EXERCISE
Select all lines holding the word "灌溉受益面积" from the entries that follow.

RECORDS FOR PROCESSING
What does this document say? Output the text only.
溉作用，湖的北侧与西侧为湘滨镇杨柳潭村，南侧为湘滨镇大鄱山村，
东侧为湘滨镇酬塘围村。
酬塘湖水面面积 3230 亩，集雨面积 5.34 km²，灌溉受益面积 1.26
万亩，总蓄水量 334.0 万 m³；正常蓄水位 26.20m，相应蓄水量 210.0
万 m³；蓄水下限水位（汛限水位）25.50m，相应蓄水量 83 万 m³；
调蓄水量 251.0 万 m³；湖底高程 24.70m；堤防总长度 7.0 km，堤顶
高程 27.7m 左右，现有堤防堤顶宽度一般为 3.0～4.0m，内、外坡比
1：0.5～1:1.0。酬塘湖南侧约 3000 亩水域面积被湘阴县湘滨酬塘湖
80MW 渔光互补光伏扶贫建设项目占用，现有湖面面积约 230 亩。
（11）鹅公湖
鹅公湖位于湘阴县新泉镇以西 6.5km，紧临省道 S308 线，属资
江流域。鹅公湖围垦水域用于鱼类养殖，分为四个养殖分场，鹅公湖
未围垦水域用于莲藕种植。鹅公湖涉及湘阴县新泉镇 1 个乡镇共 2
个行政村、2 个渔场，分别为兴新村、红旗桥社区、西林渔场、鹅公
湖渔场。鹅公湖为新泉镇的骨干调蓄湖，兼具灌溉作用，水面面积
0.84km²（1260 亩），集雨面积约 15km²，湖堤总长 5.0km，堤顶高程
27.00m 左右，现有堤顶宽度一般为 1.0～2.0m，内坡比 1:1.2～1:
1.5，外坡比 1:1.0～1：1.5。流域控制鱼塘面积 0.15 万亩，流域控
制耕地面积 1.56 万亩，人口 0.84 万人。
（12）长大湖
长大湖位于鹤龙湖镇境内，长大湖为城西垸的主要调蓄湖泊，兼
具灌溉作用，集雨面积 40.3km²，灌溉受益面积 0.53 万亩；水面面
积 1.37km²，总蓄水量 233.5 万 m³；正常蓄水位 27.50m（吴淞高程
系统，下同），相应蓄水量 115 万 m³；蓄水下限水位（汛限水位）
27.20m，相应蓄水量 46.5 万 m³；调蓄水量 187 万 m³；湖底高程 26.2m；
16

ANSWER TO THIS TASK
酬塘湖水面面积 3230 亩，集雨面积 5.34 km²，灌溉受益面积 1.26
具灌溉作用，集雨面积 40.3km²，灌溉受益面积 0.53 万亩；水面面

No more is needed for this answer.